EXERCISE DATA:
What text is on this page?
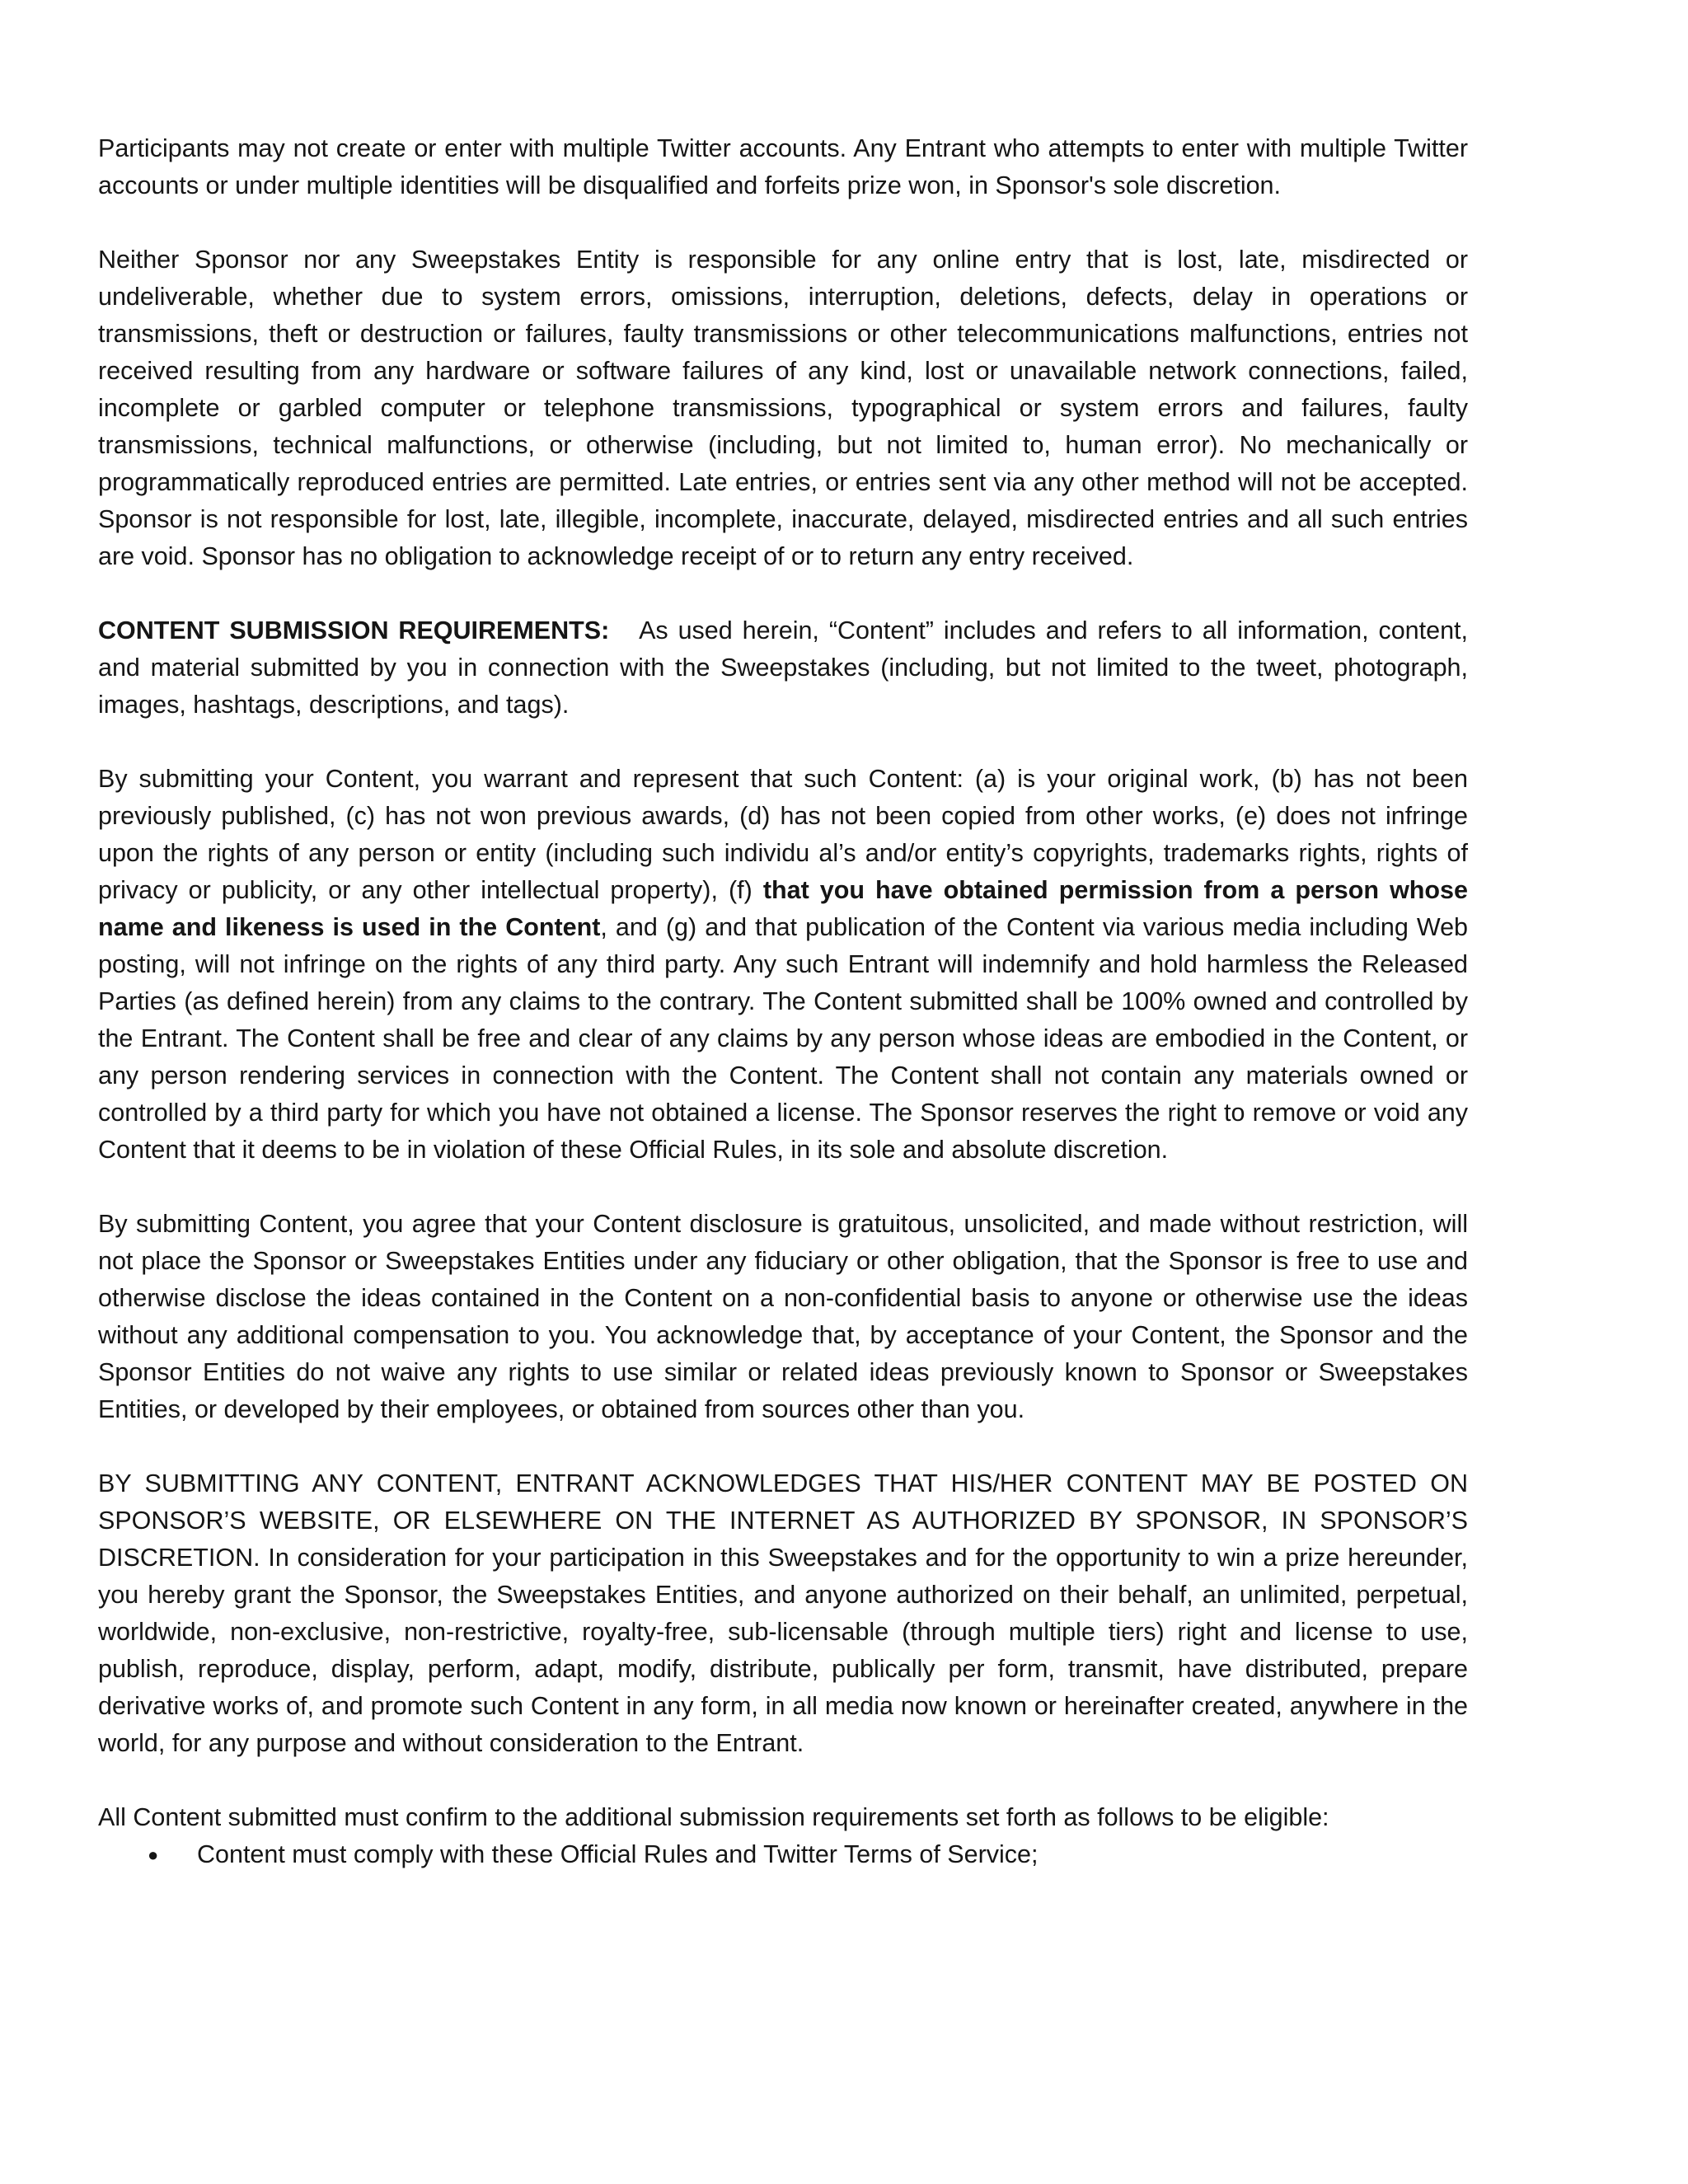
Participants may not create or enter with multiple Twitter accounts. Any Entrant who attempts to enter with multiple Twitter accounts or under multiple identities will be disqualified and forfeits prize won, in Sponsor's sole discretion.

Neither Sponsor nor any Sweepstakes Entity is responsible for any online entry that is lost, late, misdirected or undeliverable, whether due to system errors, omissions, interruption, deletions, defects, delay in operations or transmissions, theft or destruction or failures, faulty transmissions or other telecommunications malfunctions, entries not received resulting from any hardware or software failures of any kind, lost or unavailable network connections, failed, incomplete or garbled computer or telephone transmissions, typographical or system errors and failures, faulty transmissions, technical malfunctions, or otherwise (including, but not limited to, human error). No mechanically or programmatically reproduced entries are permitted. Late entries, or entries sent via any other method will not be accepted. Sponsor is not responsible for lost, late, illegible, incomplete, inaccurate, delayed, misdirected entries and all such entries are void. Sponsor has no obligation to acknowledge receipt of or to return any entry received.

CONTENT SUBMISSION REQUIREMENTS: As used herein, “Content” includes and refers to all information, content, and material submitted by you in connection with the Sweepstakes (including, but not limited to the tweet, photograph, images, hashtags, descriptions, and tags).

By submitting your Content, you warrant and represent that such Content: (a) is your original work, (b) has not been previously published, (c) has not won previous awards, (d) has not been copied from other works, (e) does not infringe upon the rights of any person or entity (including such individu al’s and/or entity’s copyrights, trademarks rights, rights of privacy or publicity, or any other intellectual property), (f) that you have obtained permission from a person whose name and likeness is used in the Content, and (g) and that publication of the Content via various media including Web posting, will not infringe on the rights of any third party. Any such Entrant will indemnify and hold harmless the Released Parties (as defined herein) from any claims to the contrary. The Content submitted shall be 100% owned and controlled by the Entrant. The Content shall be free and clear of any claims by any person whose ideas are embodied in the Content, or any person rendering services in connection with the Content. The Content shall not contain any materials owned or controlled by a third party for which you have not obtained a license. The Sponsor reserves the right to remove or void any Content that it deems to be in violation of these Official Rules, in its sole and absolute discretion.

By submitting Content, you agree that your Content disclosure is gratuitous, unsolicited, and made without restriction, will not place the Sponsor or Sweepstakes Entities under any fiduciary or other obligation, that the Sponsor is free to use and otherwise disclose the ideas contained in the Content on a non-confidential basis to anyone or otherwise use the ideas without any additional compensation to you. You acknowledge that, by acceptance of your Content, the Sponsor and the Sponsor Entities do not waive any rights to use similar or related ideas previously known to Sponsor or Sweepstakes Entities, or developed by their employees, or obtained from sources other than you.

BY SUBMITTING ANY CONTENT, ENTRANT ACKNOWLEDGES THAT HIS/HER CONTENT MAY BE POSTED ON SPONSOR’S WEBSITE, OR ELSEWHERE ON THE INTERNET AS AUTHORIZED BY SPONSOR, IN SPONSOR’S DISCRETION. In consideration for your participation in this Sweepstakes and for the opportunity to win a prize hereunder, you hereby grant the Sponsor, the Sweepstakes Entities, and anyone authorized on their behalf, an unlimited, perpetual, worldwide, non-exclusive, non-restrictive, royalty-free, sub-licensable (through multiple tiers) right and license to use, publish, reproduce, display, perform, adapt, modify, distribute, publically per form, transmit, have distributed, prepare derivative works of, and promote such Content in any form, in all media now known or hereinafter created, anywhere in the world, for any purpose and without consideration to the Entrant.

All Content submitted must confirm to the additional submission requirements set forth as follows to be eligible:

● Content must comply with these Official Rules and Twitter Terms of Service;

REQUIRED WORK:
Find every line in the records above that holds the word "Twitter", and copy each one.

TASK SOLUTION:
Participants may not create or enter with multiple Twitter accounts. Any Entrant who attempts to enter with multiple Twitter accounts or under multiple identities will be disqualified and forfeits prize won, in Sponsor's sole discretion.
● Content must comply with these Official Rules and Twitter Terms of Service;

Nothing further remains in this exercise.